Material for this task »

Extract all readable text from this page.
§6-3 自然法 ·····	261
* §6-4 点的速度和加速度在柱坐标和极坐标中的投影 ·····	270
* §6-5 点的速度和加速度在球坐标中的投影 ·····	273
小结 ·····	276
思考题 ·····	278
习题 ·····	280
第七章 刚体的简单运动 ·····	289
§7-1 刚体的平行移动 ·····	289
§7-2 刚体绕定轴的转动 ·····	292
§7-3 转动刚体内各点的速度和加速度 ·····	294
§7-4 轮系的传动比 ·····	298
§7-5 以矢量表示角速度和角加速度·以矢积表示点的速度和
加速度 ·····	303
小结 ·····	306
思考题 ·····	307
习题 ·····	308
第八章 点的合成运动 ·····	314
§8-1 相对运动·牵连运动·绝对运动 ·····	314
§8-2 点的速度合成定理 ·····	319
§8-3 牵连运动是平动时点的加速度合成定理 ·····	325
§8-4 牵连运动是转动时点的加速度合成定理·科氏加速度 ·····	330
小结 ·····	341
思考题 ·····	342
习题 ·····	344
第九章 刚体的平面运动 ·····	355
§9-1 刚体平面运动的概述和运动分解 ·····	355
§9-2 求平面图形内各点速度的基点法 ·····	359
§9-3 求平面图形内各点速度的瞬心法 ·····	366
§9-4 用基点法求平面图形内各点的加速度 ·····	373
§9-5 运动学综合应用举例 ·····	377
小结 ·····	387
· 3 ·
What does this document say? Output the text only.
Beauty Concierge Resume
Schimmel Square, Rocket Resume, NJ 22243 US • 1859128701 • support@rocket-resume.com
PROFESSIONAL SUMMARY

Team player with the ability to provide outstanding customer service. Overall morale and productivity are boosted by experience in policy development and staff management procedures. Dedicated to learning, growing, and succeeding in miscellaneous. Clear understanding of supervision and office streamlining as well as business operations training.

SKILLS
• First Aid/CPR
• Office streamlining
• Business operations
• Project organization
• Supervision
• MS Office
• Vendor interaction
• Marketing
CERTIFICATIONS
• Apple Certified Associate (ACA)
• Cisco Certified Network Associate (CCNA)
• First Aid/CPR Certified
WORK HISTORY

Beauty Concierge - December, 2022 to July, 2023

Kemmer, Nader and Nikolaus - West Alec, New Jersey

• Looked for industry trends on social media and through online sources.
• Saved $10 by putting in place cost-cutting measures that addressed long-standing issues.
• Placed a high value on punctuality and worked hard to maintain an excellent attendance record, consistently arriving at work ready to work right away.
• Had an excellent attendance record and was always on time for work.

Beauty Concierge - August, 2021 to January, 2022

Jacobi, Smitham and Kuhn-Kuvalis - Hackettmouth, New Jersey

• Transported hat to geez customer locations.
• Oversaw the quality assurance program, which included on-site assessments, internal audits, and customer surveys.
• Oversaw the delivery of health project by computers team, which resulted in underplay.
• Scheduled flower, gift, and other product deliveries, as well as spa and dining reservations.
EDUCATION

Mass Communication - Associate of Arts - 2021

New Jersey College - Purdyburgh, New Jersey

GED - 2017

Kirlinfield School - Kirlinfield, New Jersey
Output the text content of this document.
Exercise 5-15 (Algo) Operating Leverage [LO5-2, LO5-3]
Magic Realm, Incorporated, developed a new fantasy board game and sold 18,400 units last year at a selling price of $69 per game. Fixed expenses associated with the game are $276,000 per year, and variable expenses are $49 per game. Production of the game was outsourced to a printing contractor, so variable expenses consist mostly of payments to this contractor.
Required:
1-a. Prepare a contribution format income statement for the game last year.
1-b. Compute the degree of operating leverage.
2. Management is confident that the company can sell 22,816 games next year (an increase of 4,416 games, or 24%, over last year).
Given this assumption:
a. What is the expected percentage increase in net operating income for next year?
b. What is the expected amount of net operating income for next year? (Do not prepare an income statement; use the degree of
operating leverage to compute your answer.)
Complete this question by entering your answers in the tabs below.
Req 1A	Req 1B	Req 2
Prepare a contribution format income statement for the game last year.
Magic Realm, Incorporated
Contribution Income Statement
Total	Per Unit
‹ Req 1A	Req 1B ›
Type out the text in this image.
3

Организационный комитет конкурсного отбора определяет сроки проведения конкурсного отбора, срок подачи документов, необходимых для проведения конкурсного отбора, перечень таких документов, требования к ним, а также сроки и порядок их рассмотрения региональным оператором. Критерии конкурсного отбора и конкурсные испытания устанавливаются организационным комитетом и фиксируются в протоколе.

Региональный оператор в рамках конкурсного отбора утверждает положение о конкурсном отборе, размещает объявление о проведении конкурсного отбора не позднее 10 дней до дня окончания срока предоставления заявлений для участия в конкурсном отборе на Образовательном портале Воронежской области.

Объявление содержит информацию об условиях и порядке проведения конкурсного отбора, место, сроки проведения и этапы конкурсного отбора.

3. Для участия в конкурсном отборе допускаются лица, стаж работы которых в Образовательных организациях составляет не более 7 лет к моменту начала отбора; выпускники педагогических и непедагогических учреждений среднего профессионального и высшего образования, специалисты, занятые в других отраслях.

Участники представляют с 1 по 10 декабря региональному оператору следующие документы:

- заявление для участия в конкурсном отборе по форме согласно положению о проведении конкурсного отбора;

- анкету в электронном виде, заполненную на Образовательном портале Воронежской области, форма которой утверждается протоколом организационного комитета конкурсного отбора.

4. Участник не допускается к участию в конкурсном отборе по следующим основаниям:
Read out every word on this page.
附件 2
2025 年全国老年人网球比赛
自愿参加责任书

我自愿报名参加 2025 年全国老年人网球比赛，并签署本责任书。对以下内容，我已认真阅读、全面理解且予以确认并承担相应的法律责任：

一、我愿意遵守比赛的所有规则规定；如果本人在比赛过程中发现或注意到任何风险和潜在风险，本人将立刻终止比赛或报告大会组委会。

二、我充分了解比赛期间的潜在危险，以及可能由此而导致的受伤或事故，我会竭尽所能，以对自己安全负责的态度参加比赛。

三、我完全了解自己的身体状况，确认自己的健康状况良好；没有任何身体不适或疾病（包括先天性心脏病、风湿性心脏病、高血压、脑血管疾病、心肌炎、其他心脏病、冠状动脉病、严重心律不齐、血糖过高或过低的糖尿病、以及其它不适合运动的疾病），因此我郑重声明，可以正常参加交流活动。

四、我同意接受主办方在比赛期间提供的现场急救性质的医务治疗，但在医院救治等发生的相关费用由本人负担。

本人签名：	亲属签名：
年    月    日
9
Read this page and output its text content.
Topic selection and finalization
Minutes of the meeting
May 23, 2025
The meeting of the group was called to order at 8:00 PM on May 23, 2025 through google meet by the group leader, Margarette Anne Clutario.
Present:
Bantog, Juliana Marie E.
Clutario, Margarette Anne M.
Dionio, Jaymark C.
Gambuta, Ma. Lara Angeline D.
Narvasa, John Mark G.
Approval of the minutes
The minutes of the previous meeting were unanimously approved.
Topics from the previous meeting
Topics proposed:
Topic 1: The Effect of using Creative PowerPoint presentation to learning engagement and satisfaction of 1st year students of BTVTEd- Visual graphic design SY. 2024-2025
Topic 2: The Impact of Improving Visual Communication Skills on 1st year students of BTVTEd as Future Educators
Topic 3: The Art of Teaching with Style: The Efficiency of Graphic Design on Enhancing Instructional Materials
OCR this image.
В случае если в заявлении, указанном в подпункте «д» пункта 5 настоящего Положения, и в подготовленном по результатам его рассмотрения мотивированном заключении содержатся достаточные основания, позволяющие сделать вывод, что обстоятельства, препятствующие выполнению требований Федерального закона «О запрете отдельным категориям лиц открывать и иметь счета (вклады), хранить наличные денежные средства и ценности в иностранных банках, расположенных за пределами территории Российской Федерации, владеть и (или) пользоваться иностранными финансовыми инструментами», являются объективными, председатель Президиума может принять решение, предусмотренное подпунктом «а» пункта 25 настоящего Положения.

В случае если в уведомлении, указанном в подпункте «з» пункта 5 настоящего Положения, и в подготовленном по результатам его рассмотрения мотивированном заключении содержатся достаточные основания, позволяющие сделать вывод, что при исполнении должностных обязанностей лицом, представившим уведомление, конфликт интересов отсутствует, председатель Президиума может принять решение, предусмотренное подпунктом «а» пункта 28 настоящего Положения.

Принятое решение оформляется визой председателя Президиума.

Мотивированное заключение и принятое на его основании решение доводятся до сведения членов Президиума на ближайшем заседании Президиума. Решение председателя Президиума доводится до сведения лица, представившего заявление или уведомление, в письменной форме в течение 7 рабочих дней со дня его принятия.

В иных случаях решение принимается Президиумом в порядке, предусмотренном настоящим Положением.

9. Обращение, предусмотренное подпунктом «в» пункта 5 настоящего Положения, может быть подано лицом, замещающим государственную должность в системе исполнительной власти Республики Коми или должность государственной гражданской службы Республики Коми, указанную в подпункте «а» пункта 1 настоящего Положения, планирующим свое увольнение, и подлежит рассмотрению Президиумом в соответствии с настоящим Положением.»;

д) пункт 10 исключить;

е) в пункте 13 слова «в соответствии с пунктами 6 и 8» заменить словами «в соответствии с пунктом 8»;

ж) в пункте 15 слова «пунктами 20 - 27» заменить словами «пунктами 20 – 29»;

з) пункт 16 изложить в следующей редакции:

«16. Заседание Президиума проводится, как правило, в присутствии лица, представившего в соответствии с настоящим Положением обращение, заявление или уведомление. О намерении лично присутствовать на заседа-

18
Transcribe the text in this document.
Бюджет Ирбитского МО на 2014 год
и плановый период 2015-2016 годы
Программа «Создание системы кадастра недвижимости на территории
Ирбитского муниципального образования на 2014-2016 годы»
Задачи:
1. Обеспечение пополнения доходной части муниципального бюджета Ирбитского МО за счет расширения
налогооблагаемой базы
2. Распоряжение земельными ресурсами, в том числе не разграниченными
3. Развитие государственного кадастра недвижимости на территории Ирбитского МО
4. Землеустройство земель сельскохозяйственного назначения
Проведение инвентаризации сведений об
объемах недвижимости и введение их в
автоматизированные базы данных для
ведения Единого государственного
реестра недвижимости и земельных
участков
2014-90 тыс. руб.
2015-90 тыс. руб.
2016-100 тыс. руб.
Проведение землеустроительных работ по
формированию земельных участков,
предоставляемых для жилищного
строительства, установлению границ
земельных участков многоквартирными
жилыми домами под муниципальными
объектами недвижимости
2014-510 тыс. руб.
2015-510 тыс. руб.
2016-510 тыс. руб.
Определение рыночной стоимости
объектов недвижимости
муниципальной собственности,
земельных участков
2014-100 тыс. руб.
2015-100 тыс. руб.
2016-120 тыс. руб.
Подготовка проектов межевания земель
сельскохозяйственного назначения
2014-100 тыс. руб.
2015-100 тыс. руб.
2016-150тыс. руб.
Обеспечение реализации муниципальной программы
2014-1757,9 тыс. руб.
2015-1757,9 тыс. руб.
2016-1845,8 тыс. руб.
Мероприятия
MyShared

What is asked » Go through the records and copy each line with "customer" in it.

Task solution »
Team player with the ability to provide outstanding customer service. Overall morale and productivity are boosted by experience in policy development and staff management procedures. Dedicated to learning, growing, and succeeding in miscellaneous. Clear understanding of supervision and office streamlining as well as business operations training.
• Transported hat to geez customer locations.
• Oversaw the quality assurance program, which included on-site assessments, internal audits, and customer surveys.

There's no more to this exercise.